◆ **WRITTEN REQUEST**: Gather from the listing below each line that includes the word "located", and copy it.

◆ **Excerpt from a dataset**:
━━━━━━━━━━━━━━━━━━━━
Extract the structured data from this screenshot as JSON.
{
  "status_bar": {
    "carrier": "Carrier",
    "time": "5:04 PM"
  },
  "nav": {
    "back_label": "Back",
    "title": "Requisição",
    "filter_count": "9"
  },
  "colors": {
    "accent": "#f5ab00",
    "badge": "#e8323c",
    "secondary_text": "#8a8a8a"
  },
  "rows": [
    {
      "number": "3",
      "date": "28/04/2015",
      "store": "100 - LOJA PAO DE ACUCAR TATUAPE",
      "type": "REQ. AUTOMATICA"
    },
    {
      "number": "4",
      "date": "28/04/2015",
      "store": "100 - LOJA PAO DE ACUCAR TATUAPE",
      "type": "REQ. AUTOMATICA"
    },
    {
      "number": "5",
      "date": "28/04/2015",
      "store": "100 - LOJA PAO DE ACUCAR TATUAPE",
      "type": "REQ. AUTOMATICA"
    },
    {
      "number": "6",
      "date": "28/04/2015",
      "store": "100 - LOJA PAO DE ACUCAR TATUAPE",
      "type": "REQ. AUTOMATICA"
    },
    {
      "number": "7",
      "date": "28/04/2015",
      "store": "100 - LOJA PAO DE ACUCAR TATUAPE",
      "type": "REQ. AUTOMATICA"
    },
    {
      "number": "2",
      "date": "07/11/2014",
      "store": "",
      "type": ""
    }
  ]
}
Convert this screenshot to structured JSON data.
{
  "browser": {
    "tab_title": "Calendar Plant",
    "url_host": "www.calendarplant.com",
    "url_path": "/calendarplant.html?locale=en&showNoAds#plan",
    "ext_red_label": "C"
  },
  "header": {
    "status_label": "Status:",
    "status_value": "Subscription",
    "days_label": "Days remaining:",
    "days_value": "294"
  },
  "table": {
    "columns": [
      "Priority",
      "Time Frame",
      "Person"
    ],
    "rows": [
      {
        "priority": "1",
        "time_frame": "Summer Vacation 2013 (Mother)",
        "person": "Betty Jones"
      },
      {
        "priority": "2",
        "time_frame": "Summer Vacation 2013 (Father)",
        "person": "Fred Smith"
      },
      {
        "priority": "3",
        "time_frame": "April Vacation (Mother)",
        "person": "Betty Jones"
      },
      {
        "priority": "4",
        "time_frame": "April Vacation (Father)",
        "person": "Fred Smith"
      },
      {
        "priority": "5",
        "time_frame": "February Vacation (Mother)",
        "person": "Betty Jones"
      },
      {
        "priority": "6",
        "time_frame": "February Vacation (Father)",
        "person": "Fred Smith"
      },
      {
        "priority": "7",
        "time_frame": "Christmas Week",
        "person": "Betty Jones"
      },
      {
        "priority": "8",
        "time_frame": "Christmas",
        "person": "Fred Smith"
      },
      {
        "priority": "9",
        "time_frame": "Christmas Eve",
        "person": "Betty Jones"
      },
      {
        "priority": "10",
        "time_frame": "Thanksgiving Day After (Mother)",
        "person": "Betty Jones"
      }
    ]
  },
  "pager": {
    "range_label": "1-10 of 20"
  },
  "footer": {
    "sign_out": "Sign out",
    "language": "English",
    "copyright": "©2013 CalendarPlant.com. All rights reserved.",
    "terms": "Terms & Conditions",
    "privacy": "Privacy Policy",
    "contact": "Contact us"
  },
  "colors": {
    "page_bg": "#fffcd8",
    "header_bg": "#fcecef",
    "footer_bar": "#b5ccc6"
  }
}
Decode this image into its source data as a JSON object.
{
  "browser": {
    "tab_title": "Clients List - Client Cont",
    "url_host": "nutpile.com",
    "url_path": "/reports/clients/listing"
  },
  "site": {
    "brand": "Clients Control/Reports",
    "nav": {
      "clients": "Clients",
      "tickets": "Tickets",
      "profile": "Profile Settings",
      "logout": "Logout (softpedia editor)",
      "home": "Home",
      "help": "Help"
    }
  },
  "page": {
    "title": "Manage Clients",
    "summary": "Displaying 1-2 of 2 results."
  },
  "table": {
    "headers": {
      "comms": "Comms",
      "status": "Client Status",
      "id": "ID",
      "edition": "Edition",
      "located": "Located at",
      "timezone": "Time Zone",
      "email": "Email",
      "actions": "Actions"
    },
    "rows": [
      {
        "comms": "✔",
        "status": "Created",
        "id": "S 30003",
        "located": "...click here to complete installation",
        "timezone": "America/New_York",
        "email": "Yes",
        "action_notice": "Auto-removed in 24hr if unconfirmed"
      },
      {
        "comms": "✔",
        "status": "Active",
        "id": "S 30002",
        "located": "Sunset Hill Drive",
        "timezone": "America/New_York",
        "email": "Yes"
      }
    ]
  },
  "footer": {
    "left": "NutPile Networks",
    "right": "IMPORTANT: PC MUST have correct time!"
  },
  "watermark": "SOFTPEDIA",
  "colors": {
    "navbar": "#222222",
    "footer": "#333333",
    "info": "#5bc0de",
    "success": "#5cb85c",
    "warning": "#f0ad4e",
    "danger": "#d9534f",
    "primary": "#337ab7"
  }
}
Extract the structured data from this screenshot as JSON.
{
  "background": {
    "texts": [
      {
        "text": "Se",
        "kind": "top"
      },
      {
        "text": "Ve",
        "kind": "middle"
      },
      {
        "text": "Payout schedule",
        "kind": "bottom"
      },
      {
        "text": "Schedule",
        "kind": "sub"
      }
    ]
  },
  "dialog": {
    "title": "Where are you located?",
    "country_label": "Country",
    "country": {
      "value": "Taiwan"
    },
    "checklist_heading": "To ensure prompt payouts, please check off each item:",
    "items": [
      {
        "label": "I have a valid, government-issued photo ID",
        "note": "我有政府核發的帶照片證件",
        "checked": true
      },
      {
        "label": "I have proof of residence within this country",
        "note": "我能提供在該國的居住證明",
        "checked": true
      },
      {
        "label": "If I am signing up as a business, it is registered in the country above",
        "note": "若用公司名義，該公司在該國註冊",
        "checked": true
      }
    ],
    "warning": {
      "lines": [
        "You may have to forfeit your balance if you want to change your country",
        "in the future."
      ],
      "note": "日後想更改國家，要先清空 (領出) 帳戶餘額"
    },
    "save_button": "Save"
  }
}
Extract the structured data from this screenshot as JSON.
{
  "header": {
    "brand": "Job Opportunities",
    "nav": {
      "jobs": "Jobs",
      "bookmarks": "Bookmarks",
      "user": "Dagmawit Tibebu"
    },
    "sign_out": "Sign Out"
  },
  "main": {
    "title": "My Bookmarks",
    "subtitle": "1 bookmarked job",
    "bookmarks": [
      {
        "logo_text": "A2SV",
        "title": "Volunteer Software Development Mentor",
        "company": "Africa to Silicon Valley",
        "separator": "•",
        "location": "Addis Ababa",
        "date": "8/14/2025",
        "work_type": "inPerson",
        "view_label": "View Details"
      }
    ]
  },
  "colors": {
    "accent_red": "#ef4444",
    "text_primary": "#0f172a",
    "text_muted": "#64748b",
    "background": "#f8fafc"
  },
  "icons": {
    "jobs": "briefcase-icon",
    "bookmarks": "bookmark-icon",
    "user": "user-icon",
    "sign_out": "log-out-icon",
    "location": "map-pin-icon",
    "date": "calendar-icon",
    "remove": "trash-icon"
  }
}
━━━━━━━━━━━━━━━━━━━━
◆ **TASK RESULT**:
      "located": "Located at",
        "located": "...click here to complete installation",
        "located": "Sunset Hill Drive",
    "title": "Where are you located?",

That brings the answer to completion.